● **Data lines**:
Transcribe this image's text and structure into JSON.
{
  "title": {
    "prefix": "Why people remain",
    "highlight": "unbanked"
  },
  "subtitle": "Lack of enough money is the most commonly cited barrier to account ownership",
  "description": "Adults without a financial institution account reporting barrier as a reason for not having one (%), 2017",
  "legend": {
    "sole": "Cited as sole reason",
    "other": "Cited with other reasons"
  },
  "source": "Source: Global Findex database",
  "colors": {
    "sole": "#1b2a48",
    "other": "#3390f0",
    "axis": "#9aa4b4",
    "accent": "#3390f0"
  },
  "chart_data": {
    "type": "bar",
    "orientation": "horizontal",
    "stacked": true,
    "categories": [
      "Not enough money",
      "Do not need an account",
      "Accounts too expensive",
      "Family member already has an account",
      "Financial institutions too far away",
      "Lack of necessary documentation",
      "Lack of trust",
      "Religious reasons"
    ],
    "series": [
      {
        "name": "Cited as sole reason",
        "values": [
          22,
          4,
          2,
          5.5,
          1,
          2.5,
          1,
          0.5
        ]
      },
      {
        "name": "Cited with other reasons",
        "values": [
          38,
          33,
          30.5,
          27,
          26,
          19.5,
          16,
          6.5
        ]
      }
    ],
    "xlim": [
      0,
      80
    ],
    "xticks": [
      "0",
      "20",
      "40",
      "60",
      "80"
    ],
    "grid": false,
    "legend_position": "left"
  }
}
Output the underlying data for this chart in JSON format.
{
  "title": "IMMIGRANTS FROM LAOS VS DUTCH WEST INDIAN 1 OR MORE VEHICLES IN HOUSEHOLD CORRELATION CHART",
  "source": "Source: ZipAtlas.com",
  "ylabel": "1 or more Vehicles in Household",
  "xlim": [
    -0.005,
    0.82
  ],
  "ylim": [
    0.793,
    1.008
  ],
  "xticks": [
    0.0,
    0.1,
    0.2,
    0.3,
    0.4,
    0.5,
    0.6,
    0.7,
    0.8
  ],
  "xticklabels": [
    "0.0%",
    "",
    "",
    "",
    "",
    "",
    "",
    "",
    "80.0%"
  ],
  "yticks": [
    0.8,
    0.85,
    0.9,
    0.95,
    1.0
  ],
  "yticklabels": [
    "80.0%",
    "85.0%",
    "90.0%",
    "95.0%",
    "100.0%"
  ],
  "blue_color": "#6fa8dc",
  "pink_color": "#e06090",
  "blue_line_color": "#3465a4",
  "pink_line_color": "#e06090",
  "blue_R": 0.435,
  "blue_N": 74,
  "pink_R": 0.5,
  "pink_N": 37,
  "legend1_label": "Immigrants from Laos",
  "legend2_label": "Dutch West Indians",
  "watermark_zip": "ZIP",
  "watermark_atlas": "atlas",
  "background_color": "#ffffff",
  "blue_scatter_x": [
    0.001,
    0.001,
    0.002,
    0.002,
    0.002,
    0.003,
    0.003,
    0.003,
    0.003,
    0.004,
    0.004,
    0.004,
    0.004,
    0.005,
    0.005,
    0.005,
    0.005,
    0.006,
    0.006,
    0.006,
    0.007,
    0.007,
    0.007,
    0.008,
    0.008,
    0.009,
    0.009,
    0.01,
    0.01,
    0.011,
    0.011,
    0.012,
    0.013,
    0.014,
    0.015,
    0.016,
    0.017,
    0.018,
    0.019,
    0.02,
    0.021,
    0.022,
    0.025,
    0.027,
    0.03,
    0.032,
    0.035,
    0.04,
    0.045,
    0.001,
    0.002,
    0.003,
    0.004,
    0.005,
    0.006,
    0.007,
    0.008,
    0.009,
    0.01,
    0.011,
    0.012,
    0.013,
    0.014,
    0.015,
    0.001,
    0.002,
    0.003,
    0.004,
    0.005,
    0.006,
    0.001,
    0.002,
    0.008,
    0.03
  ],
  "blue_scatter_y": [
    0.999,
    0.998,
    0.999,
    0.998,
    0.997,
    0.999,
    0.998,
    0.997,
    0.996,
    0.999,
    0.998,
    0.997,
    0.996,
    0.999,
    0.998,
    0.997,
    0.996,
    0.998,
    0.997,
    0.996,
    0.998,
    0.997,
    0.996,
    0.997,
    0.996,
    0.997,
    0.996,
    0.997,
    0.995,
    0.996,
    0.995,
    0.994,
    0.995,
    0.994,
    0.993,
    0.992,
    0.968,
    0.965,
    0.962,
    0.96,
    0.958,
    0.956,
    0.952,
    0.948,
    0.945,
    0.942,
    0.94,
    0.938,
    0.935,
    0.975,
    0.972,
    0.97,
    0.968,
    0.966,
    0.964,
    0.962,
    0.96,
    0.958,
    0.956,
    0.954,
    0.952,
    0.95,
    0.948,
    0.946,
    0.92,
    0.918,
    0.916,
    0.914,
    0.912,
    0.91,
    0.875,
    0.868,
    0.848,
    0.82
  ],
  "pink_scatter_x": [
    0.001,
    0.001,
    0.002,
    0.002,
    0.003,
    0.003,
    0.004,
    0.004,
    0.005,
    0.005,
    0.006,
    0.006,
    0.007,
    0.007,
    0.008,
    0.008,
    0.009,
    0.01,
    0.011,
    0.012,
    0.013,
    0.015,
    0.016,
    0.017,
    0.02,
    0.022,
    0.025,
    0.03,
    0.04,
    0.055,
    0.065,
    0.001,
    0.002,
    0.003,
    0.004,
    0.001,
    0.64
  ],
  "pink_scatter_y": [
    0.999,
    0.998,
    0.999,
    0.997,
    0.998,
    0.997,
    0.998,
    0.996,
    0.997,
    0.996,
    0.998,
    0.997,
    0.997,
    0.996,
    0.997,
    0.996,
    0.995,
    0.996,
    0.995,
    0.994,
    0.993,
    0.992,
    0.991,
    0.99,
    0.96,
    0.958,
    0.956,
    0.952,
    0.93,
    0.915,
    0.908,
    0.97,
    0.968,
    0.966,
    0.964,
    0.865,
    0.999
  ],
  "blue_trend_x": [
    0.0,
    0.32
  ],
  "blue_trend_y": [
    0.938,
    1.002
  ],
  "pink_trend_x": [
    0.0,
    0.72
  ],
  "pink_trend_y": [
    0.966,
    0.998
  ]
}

● **Short problem**: Write out every line from the records above, word for word.

● **Final answer**:
Transcribe this image's text and structure into JSON.
{
  "title": {
    "prefix": "Why people remain",
    "highlight": "unbanked"
  },
  "subtitle": "Lack of enough money is the most commonly cited barrier to account ownership",
  "description": "Adults without a financial institution account reporting barrier as a reason for not having one (%), 2017",
  "legend": {
    "sole": "Cited as sole reason",
    "other": "Cited with other reasons"
  },
  "source": "Source: Global Findex database",
  "colors": {
    "sole": "#1b2a48",
    "other": "#3390f0",
    "axis": "#9aa4b4",
    "accent": "#3390f0"
  },
  "chart_data": {
    "type": "bar",
    "orientation": "horizontal",
    "stacked": true,
    "categories": [
      "Not enough money",
      "Do not need an account",
      "Accounts too expensive",
      "Family member already has an account",
      "Financial institutions too far away",
      "Lack of necessary documentation",
      "Lack of trust",
      "Religious reasons"
    ],
    "series": [
      {
        "name": "Cited as sole reason",
        "values": [
          22,
          4,
          2,
          5.5,
          1,
          2.5,
          1,
          0.5
        ]
      },
      {
        "name": "Cited with other reasons",
        "values": [
          38,
          33,
          30.5,
          27,
          26,
          19.5,
          16,
          6.5
        ]
      }
    ],
    "xlim": [
      0,
      80
    ],
    "xticks": [
      "0",
      "20",
      "40",
      "60",
      "80"
    ],
    "grid": false,
    "legend_position": "left"
  }
}
Output the underlying data for this chart in JSON format.
{
  "title": "IMMIGRANTS FROM LAOS VS DUTCH WEST INDIAN 1 OR MORE VEHICLES IN HOUSEHOLD CORRELATION CHART",
  "source": "Source: ZipAtlas.com",
  "ylabel": "1 or more Vehicles in Household",
  "xlim": [
    -0.005,
    0.82
  ],
  "ylim": [
    0.793,
    1.008
  ],
  "xticks": [
    0.0,
    0.1,
    0.2,
    0.3,
    0.4,
    0.5,
    0.6,
    0.7,
    0.8
  ],
  "xticklabels": [
    "0.0%",
    "",
    "",
    "",
    "",
    "",
    "",
    "",
    "80.0%"
  ],
  "yticks": [
    0.8,
    0.85,
    0.9,
    0.95,
    1.0
  ],
  "yticklabels": [
    "80.0%",
    "85.0%",
    "90.0%",
    "95.0%",
    "100.0%"
  ],
  "blue_color": "#6fa8dc",
  "pink_color": "#e06090",
  "blue_line_color": "#3465a4",
  "pink_line_color": "#e06090",
  "blue_R": 0.435,
  "blue_N": 74,
  "pink_R": 0.5,
  "pink_N": 37,
  "legend1_label": "Immigrants from Laos",
  "legend2_label": "Dutch West Indians",
  "watermark_zip": "ZIP",
  "watermark_atlas": "atlas",
  "background_color": "#ffffff",
  "blue_scatter_x": [
    0.001,
    0.001,
    0.002,
    0.002,
    0.002,
    0.003,
    0.003,
    0.003,
    0.003,
    0.004,
    0.004,
    0.004,
    0.004,
    0.005,
    0.005,
    0.005,
    0.005,
    0.006,
    0.006,
    0.006,
    0.007,
    0.007,
    0.007,
    0.008,
    0.008,
    0.009,
    0.009,
    0.01,
    0.01,
    0.011,
    0.011,
    0.012,
    0.013,
    0.014,
    0.015,
    0.016,
    0.017,
    0.018,
    0.019,
    0.02,
    0.021,
    0.022,
    0.025,
    0.027,
    0.03,
    0.032,
    0.035,
    0.04,
    0.045,
    0.001,
    0.002,
    0.003,
    0.004,
    0.005,
    0.006,
    0.007,
    0.008,
    0.009,
    0.01,
    0.011,
    0.012,
    0.013,
    0.014,
    0.015,
    0.001,
    0.002,
    0.003,
    0.004,
    0.005,
    0.006,
    0.001,
    0.002,
    0.008,
    0.03
  ],
  "blue_scatter_y": [
    0.999,
    0.998,
    0.999,
    0.998,
    0.997,
    0.999,
    0.998,
    0.997,
    0.996,
    0.999,
    0.998,
    0.997,
    0.996,
    0.999,
    0.998,
    0.997,
    0.996,
    0.998,
    0.997,
    0.996,
    0.998,
    0.997,
    0.996,
    0.997,
    0.996,
    0.997,
    0.996,
    0.997,
    0.995,
    0.996,
    0.995,
    0.994,
    0.995,
    0.994,
    0.993,
    0.992,
    0.968,
    0.965,
    0.962,
    0.96,
    0.958,
    0.956,
    0.952,
    0.948,
    0.945,
    0.942,
    0.94,
    0.938,
    0.935,
    0.975,
    0.972,
    0.97,
    0.968,
    0.966,
    0.964,
    0.962,
    0.96,
    0.958,
    0.956,
    0.954,
    0.952,
    0.95,
    0.948,
    0.946,
    0.92,
    0.918,
    0.916,
    0.914,
    0.912,
    0.91,
    0.875,
    0.868,
    0.848,
    0.82
  ],
  "pink_scatter_x": [
    0.001,
    0.001,
    0.002,
    0.002,
    0.003,
    0.003,
    0.004,
    0.004,
    0.005,
    0.005,
    0.006,
    0.006,
    0.007,
    0.007,
    0.008,
    0.008,
    0.009,
    0.01,
    0.011,
    0.012,
    0.013,
    0.015,
    0.016,
    0.017,
    0.02,
    0.022,
    0.025,
    0.03,
    0.04,
    0.055,
    0.065,
    0.001,
    0.002,
    0.003,
    0.004,
    0.001,
    0.64
  ],
  "pink_scatter_y": [
    0.999,
    0.998,
    0.999,
    0.997,
    0.998,
    0.997,
    0.998,
    0.996,
    0.997,
    0.996,
    0.998,
    0.997,
    0.997,
    0.996,
    0.997,
    0.996,
    0.995,
    0.996,
    0.995,
    0.994,
    0.993,
    0.992,
    0.991,
    0.99,
    0.96,
    0.958,
    0.956,
    0.952,
    0.93,
    0.915,
    0.908,
    0.97,
    0.968,
    0.966,
    0.964,
    0.865,
    0.999
  ],
  "blue_trend_x": [
    0.0,
    0.32
  ],
  "blue_trend_y": [
    0.938,
    1.002
  ],
  "pink_trend_x": [
    0.0,
    0.72
  ],
  "pink_trend_y": [
    0.966,
    0.998
  ]
}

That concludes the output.